[Extracted data entries]
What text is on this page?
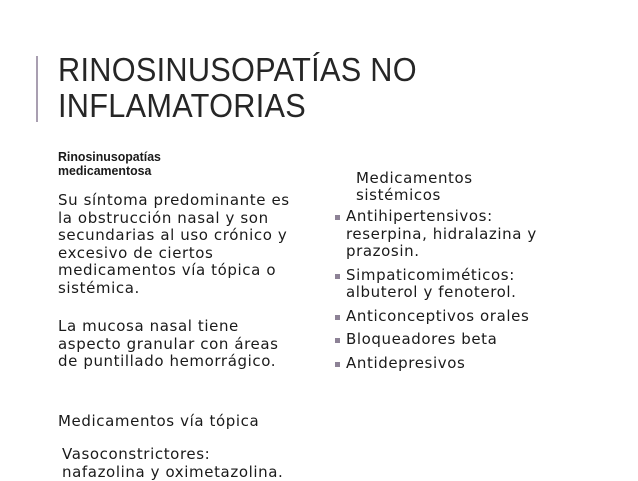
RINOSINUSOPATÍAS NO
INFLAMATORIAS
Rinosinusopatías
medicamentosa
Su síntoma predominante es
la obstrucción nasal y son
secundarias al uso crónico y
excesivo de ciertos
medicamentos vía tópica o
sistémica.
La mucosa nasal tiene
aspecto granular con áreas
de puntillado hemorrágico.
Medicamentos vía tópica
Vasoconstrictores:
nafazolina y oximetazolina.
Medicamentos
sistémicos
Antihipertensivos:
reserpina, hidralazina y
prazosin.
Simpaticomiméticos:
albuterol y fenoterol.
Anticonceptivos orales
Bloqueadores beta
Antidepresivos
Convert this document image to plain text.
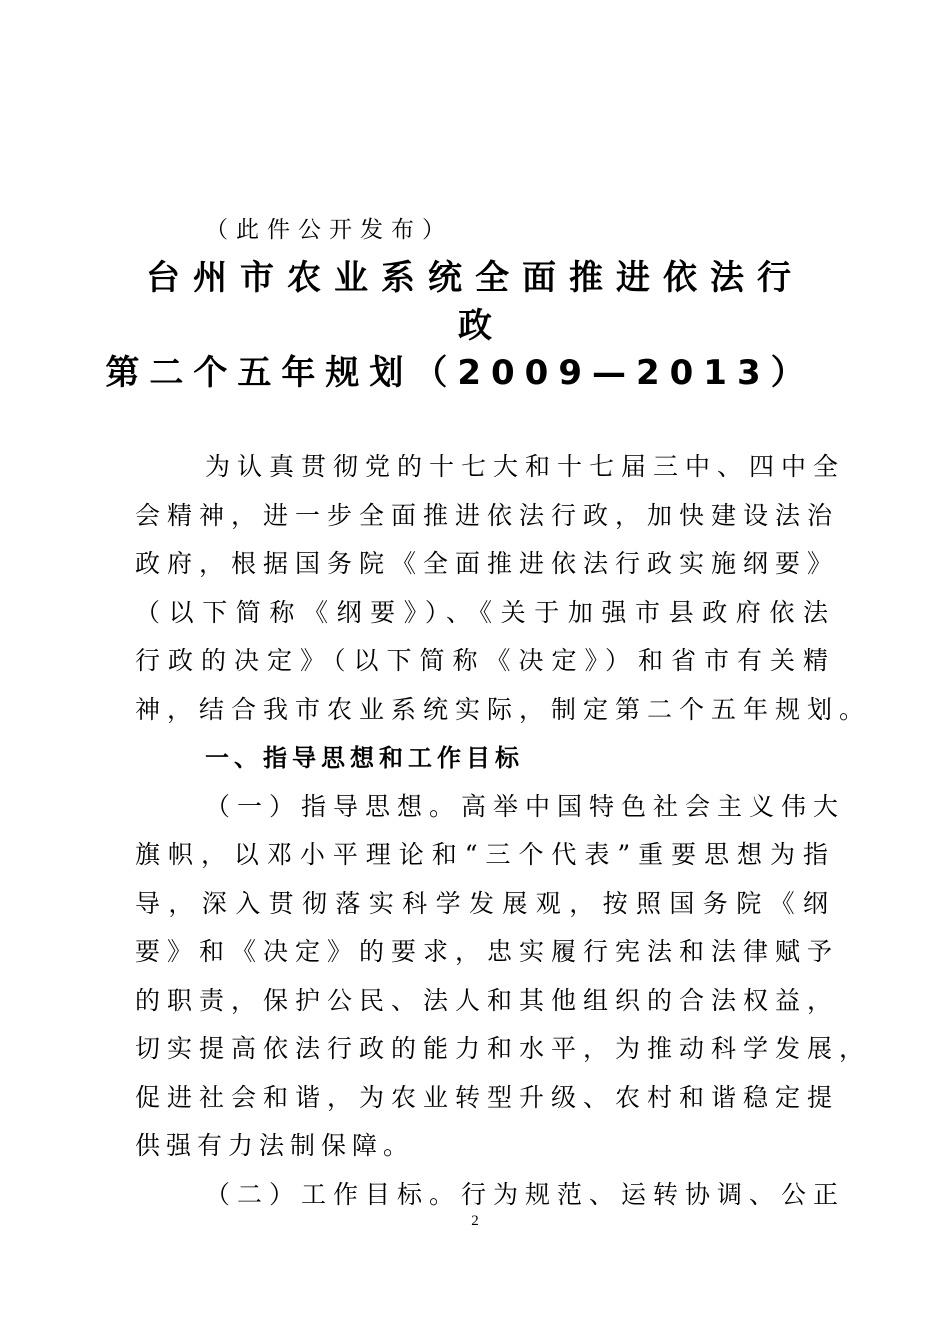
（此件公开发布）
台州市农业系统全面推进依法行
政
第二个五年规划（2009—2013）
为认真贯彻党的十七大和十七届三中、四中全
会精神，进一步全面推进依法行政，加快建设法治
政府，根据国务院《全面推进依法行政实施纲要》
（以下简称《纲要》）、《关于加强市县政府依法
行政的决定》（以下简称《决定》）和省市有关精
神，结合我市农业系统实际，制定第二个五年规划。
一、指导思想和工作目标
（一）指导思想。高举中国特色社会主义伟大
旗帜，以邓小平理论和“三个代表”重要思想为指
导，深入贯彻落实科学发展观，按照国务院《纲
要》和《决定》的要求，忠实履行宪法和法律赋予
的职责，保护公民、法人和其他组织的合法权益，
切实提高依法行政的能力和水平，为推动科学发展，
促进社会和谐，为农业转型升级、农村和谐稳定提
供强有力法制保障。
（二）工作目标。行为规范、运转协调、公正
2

WORK INSTRUCTIONS:
Only the number is wanted: how many lines in the preceding entries hold the string "nasal"?

WRITTEN ANSWER:
2